# DIRECTIONS:
Copy out every line exactly as given.
----------------
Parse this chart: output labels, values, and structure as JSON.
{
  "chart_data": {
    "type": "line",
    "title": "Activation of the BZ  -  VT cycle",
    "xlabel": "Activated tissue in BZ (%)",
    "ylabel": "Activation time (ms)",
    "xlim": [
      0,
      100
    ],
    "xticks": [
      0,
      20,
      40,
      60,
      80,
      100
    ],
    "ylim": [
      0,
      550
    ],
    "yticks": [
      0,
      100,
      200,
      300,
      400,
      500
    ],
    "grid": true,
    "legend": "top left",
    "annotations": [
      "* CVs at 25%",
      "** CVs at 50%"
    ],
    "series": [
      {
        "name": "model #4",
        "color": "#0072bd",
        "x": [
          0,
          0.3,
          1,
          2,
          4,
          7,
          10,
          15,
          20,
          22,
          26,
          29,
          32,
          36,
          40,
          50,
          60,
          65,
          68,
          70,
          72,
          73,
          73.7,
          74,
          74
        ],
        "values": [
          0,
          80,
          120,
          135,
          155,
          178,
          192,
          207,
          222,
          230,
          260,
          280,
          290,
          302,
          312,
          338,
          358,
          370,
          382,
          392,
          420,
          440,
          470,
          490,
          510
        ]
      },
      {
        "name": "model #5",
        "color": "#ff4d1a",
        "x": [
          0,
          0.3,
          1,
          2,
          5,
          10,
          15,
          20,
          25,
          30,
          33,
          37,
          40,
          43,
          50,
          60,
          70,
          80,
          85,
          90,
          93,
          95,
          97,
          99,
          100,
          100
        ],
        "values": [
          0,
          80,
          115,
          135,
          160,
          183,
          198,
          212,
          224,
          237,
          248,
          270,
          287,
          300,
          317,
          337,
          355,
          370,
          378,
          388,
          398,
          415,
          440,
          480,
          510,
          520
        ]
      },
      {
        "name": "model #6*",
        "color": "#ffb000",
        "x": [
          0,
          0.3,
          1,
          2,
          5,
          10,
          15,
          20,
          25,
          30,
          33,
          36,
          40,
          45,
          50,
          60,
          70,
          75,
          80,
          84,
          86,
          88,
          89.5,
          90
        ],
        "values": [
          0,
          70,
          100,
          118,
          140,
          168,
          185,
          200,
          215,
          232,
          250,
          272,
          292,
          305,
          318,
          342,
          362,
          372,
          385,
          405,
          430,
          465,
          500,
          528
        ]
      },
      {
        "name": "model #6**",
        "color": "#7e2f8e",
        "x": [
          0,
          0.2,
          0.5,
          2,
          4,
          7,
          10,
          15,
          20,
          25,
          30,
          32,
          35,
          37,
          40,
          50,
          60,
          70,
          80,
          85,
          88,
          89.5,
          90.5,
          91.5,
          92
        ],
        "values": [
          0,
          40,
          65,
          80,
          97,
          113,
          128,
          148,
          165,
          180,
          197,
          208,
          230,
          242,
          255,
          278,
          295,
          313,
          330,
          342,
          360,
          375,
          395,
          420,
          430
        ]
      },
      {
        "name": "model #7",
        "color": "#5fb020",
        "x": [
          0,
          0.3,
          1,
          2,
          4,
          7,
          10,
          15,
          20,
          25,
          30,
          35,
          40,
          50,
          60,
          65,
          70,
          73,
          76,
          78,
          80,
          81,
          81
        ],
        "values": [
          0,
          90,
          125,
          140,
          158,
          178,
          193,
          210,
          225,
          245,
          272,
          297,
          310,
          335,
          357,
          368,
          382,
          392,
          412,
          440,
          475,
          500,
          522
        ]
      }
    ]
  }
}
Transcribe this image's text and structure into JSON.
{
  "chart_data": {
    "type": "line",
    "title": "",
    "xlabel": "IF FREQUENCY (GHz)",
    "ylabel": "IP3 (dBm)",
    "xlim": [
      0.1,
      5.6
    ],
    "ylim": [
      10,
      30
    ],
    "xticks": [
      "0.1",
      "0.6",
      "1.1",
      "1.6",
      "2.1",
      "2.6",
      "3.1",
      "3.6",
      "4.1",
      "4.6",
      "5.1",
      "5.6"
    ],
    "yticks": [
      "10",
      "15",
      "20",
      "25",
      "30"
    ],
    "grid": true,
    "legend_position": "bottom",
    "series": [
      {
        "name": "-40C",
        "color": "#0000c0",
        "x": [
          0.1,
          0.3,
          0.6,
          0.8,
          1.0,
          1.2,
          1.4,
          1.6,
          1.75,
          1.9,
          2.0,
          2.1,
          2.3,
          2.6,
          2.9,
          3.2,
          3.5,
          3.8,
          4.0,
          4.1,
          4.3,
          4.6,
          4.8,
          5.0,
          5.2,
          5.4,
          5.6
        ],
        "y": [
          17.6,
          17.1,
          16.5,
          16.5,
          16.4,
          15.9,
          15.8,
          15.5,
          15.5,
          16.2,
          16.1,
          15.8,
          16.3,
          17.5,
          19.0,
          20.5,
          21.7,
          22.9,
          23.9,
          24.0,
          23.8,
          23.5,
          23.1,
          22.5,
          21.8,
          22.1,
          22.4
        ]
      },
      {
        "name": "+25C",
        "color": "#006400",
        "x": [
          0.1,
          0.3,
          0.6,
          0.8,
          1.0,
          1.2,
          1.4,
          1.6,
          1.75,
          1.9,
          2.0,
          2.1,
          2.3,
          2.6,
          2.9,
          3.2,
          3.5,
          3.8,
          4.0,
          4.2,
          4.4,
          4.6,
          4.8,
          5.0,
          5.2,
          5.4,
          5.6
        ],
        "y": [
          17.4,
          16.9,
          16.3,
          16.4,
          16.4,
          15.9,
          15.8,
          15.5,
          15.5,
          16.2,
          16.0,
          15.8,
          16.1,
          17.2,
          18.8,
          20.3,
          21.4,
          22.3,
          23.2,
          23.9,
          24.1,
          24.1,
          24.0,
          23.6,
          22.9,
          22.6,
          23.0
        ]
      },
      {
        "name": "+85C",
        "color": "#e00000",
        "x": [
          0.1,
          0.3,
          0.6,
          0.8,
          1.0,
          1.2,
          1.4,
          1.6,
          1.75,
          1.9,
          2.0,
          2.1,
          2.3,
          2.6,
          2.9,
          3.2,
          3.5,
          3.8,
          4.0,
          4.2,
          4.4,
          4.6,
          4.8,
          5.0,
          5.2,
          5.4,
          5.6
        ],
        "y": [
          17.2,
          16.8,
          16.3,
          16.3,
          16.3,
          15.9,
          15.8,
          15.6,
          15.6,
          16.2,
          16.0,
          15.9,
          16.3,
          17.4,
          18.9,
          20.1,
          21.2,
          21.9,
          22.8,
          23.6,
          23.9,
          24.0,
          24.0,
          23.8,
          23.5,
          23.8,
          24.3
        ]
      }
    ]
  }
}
----------------
# FULL OUTPUT:
Parse this chart: output labels, values, and structure as JSON.
{
  "chart_data": {
    "type": "line",
    "title": "Activation of the BZ  -  VT cycle",
    "xlabel": "Activated tissue in BZ (%)",
    "ylabel": "Activation time (ms)",
    "xlim": [
      0,
      100
    ],
    "xticks": [
      0,
      20,
      40,
      60,
      80,
      100
    ],
    "ylim": [
      0,
      550
    ],
    "yticks": [
      0,
      100,
      200,
      300,
      400,
      500
    ],
    "grid": true,
    "legend": "top left",
    "annotations": [
      "* CVs at 25%",
      "** CVs at 50%"
    ],
    "series": [
      {
        "name": "model #4",
        "color": "#0072bd",
        "x": [
          0,
          0.3,
          1,
          2,
          4,
          7,
          10,
          15,
          20,
          22,
          26,
          29,
          32,
          36,
          40,
          50,
          60,
          65,
          68,
          70,
          72,
          73,
          73.7,
          74,
          74
        ],
        "values": [
          0,
          80,
          120,
          135,
          155,
          178,
          192,
          207,
          222,
          230,
          260,
          280,
          290,
          302,
          312,
          338,
          358,
          370,
          382,
          392,
          420,
          440,
          470,
          490,
          510
        ]
      },
      {
        "name": "model #5",
        "color": "#ff4d1a",
        "x": [
          0,
          0.3,
          1,
          2,
          5,
          10,
          15,
          20,
          25,
          30,
          33,
          37,
          40,
          43,
          50,
          60,
          70,
          80,
          85,
          90,
          93,
          95,
          97,
          99,
          100,
          100
        ],
        "values": [
          0,
          80,
          115,
          135,
          160,
          183,
          198,
          212,
          224,
          237,
          248,
          270,
          287,
          300,
          317,
          337,
          355,
          370,
          378,
          388,
          398,
          415,
          440,
          480,
          510,
          520
        ]
      },
      {
        "name": "model #6*",
        "color": "#ffb000",
        "x": [
          0,
          0.3,
          1,
          2,
          5,
          10,
          15,
          20,
          25,
          30,
          33,
          36,
          40,
          45,
          50,
          60,
          70,
          75,
          80,
          84,
          86,
          88,
          89.5,
          90
        ],
        "values": [
          0,
          70,
          100,
          118,
          140,
          168,
          185,
          200,
          215,
          232,
          250,
          272,
          292,
          305,
          318,
          342,
          362,
          372,
          385,
          405,
          430,
          465,
          500,
          528
        ]
      },
      {
        "name": "model #6**",
        "color": "#7e2f8e",
        "x": [
          0,
          0.2,
          0.5,
          2,
          4,
          7,
          10,
          15,
          20,
          25,
          30,
          32,
          35,
          37,
          40,
          50,
          60,
          70,
          80,
          85,
          88,
          89.5,
          90.5,
          91.5,
          92
        ],
        "values": [
          0,
          40,
          65,
          80,
          97,
          113,
          128,
          148,
          165,
          180,
          197,
          208,
          230,
          242,
          255,
          278,
          295,
          313,
          330,
          342,
          360,
          375,
          395,
          420,
          430
        ]
      },
      {
        "name": "model #7",
        "color": "#5fb020",
        "x": [
          0,
          0.3,
          1,
          2,
          4,
          7,
          10,
          15,
          20,
          25,
          30,
          35,
          40,
          50,
          60,
          65,
          70,
          73,
          76,
          78,
          80,
          81,
          81
        ],
        "values": [
          0,
          90,
          125,
          140,
          158,
          178,
          193,
          210,
          225,
          245,
          272,
          297,
          310,
          335,
          357,
          368,
          382,
          392,
          412,
          440,
          475,
          500,
          522
        ]
      }
    ]
  }
}
Transcribe this image's text and structure into JSON.
{
  "chart_data": {
    "type": "line",
    "title": "",
    "xlabel": "IF FREQUENCY (GHz)",
    "ylabel": "IP3 (dBm)",
    "xlim": [
      0.1,
      5.6
    ],
    "ylim": [
      10,
      30
    ],
    "xticks": [
      "0.1",
      "0.6",
      "1.1",
      "1.6",
      "2.1",
      "2.6",
      "3.1",
      "3.6",
      "4.1",
      "4.6",
      "5.1",
      "5.6"
    ],
    "yticks": [
      "10",
      "15",
      "20",
      "25",
      "30"
    ],
    "grid": true,
    "legend_position": "bottom",
    "series": [
      {
        "name": "-40C",
        "color": "#0000c0",
        "x": [
          0.1,
          0.3,
          0.6,
          0.8,
          1.0,
          1.2,
          1.4,
          1.6,
          1.75,
          1.9,
          2.0,
          2.1,
          2.3,
          2.6,
          2.9,
          3.2,
          3.5,
          3.8,
          4.0,
          4.1,
          4.3,
          4.6,
          4.8,
          5.0,
          5.2,
          5.4,
          5.6
        ],
        "y": [
          17.6,
          17.1,
          16.5,
          16.5,
          16.4,
          15.9,
          15.8,
          15.5,
          15.5,
          16.2,
          16.1,
          15.8,
          16.3,
          17.5,
          19.0,
          20.5,
          21.7,
          22.9,
          23.9,
          24.0,
          23.8,
          23.5,
          23.1,
          22.5,
          21.8,
          22.1,
          22.4
        ]
      },
      {
        "name": "+25C",
        "color": "#006400",
        "x": [
          0.1,
          0.3,
          0.6,
          0.8,
          1.0,
          1.2,
          1.4,
          1.6,
          1.75,
          1.9,
          2.0,
          2.1,
          2.3,
          2.6,
          2.9,
          3.2,
          3.5,
          3.8,
          4.0,
          4.2,
          4.4,
          4.6,
          4.8,
          5.0,
          5.2,
          5.4,
          5.6
        ],
        "y": [
          17.4,
          16.9,
          16.3,
          16.4,
          16.4,
          15.9,
          15.8,
          15.5,
          15.5,
          16.2,
          16.0,
          15.8,
          16.1,
          17.2,
          18.8,
          20.3,
          21.4,
          22.3,
          23.2,
          23.9,
          24.1,
          24.1,
          24.0,
          23.6,
          22.9,
          22.6,
          23.0
        ]
      },
      {
        "name": "+85C",
        "color": "#e00000",
        "x": [
          0.1,
          0.3,
          0.6,
          0.8,
          1.0,
          1.2,
          1.4,
          1.6,
          1.75,
          1.9,
          2.0,
          2.1,
          2.3,
          2.6,
          2.9,
          3.2,
          3.5,
          3.8,
          4.0,
          4.2,
          4.4,
          4.6,
          4.8,
          5.0,
          5.2,
          5.4,
          5.6
        ],
        "y": [
          17.2,
          16.8,
          16.3,
          16.3,
          16.3,
          15.9,
          15.8,
          15.6,
          15.6,
          16.2,
          16.0,
          15.9,
          16.3,
          17.4,
          18.9,
          20.1,
          21.2,
          21.9,
          22.8,
          23.6,
          23.9,
          24.0,
          24.0,
          23.8,
          23.5,
          23.8,
          24.3
        ]
      }
    ]
  }
}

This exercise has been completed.